>> start

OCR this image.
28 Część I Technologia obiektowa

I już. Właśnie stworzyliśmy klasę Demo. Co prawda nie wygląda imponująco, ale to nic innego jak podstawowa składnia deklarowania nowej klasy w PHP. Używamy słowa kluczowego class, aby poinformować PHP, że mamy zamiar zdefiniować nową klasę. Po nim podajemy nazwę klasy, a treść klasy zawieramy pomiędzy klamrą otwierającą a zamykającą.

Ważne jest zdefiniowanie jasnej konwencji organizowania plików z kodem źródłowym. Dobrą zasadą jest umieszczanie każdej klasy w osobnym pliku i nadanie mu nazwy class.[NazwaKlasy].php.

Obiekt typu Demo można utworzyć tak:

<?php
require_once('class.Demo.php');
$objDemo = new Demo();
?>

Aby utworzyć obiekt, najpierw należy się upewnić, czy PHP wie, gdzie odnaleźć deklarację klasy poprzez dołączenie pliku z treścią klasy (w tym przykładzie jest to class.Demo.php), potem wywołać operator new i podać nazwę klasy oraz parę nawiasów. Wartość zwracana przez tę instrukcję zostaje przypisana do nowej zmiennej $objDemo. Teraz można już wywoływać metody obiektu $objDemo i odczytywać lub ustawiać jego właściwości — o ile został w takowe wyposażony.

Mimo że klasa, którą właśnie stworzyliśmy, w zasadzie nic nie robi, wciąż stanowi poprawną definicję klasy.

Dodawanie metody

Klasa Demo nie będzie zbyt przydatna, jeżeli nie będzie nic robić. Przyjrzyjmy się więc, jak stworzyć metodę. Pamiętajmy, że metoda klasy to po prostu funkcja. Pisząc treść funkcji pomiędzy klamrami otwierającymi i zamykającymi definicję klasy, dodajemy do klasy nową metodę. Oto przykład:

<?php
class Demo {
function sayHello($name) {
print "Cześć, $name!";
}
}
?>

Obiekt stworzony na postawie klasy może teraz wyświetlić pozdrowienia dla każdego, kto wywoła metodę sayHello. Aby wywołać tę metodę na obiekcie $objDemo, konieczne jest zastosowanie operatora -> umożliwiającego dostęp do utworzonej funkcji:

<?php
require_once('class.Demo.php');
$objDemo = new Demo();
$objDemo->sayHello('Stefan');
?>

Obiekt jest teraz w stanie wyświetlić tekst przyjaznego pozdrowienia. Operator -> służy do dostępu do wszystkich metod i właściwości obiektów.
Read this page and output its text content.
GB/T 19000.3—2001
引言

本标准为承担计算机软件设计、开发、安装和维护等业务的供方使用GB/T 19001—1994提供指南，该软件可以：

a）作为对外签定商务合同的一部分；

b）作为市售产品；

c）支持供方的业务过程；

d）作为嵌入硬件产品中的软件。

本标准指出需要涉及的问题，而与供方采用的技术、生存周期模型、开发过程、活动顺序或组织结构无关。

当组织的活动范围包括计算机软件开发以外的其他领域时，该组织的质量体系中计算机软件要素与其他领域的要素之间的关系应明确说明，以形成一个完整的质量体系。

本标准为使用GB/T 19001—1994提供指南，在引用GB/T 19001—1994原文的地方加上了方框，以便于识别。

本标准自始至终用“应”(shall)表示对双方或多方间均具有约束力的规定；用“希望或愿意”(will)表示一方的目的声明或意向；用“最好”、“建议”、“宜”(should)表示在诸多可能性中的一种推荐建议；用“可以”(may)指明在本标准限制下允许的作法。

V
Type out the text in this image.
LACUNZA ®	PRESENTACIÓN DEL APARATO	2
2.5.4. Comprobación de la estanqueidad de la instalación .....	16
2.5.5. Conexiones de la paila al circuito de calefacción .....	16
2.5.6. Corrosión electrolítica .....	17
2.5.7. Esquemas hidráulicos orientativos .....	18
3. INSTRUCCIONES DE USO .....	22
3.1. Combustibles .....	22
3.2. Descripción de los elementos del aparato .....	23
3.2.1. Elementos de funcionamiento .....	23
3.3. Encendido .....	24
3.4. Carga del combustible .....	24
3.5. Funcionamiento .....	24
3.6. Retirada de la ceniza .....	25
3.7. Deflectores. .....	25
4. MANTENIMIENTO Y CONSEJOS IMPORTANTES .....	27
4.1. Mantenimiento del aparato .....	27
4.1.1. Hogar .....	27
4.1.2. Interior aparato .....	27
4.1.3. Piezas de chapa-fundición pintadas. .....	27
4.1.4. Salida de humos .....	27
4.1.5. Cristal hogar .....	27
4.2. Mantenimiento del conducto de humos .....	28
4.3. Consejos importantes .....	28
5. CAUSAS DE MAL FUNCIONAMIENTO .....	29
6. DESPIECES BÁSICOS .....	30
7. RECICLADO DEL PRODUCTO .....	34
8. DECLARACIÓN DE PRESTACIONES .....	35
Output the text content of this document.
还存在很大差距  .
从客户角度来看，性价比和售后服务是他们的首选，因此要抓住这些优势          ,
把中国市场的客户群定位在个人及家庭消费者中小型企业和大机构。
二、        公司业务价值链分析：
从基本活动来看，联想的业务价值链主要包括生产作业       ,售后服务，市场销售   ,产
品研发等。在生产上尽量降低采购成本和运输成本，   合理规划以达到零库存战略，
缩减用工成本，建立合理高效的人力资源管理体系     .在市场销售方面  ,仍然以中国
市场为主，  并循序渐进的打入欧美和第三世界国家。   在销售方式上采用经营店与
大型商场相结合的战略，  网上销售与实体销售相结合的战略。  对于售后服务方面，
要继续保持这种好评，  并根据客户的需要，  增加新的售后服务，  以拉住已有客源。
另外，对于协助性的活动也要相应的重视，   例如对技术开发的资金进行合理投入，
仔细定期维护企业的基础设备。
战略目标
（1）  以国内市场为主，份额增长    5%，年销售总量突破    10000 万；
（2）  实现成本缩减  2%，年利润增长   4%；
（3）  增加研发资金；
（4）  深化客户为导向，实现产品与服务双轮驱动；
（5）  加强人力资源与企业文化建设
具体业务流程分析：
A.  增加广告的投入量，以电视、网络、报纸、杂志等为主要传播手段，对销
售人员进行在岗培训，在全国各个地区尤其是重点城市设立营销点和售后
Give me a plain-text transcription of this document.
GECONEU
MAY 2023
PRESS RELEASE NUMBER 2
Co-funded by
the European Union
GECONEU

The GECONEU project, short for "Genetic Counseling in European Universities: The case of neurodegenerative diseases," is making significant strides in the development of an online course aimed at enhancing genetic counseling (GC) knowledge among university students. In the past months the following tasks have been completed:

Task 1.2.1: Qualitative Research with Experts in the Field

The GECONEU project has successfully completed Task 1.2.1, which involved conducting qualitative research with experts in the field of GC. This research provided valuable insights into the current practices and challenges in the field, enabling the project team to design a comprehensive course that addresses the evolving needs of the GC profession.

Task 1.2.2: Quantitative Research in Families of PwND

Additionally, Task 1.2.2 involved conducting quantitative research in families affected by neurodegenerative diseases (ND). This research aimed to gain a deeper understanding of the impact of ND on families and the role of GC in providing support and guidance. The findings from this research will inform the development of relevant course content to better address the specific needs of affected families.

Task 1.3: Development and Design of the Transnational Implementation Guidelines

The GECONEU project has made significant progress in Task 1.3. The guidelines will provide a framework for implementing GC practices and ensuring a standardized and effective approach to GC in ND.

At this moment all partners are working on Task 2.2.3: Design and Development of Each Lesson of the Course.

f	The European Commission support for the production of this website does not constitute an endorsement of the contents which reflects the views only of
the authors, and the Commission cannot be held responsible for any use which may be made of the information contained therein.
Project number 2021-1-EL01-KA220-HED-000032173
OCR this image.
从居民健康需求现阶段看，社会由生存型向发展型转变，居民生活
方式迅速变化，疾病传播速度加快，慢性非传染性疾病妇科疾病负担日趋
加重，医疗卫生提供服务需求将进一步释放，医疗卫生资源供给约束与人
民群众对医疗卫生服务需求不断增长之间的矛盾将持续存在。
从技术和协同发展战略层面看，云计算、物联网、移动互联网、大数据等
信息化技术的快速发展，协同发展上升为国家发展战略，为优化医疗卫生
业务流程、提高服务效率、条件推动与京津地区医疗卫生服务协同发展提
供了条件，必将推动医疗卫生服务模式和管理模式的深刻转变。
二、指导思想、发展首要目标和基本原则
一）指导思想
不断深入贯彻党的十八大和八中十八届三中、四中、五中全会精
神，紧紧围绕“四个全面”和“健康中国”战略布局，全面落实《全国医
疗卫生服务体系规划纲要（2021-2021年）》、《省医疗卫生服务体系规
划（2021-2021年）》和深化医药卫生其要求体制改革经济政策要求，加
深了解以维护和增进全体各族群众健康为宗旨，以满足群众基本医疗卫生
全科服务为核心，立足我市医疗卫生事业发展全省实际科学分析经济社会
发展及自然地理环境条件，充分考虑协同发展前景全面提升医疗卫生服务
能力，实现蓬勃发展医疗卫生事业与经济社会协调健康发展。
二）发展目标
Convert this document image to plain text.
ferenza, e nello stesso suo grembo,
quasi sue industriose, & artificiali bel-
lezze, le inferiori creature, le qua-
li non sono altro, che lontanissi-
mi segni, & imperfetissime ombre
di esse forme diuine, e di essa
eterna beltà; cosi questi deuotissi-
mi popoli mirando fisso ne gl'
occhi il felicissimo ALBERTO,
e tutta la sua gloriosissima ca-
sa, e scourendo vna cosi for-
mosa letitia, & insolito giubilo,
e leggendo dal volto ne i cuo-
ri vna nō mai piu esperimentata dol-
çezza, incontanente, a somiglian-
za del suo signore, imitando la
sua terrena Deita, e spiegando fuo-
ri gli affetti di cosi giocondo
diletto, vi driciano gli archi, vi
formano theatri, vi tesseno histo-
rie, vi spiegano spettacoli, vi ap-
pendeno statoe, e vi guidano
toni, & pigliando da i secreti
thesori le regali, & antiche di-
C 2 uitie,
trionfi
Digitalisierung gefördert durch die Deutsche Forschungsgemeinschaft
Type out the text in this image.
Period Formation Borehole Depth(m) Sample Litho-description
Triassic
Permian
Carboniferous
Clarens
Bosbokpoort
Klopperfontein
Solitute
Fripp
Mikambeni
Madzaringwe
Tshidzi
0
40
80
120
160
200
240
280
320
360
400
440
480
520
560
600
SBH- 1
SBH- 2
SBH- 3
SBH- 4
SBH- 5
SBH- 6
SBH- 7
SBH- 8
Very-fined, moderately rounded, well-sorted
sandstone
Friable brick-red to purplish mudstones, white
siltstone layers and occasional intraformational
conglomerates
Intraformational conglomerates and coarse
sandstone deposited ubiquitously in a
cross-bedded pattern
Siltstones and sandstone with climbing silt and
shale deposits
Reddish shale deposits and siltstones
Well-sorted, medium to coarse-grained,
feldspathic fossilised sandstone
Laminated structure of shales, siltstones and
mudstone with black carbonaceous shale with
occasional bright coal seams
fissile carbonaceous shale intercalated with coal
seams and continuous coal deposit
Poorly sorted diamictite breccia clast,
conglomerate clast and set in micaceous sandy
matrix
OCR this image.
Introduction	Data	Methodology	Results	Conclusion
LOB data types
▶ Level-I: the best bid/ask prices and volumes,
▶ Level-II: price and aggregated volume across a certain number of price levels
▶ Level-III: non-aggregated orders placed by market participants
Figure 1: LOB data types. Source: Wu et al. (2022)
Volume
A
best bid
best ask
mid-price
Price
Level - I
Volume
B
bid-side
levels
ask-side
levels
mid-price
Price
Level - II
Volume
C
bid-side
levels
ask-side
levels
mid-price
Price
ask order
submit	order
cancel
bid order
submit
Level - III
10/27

>> end

#### Given request:
Of the lines above, how many hold the word "document"? Say the number alone.

#### Result for this task:
3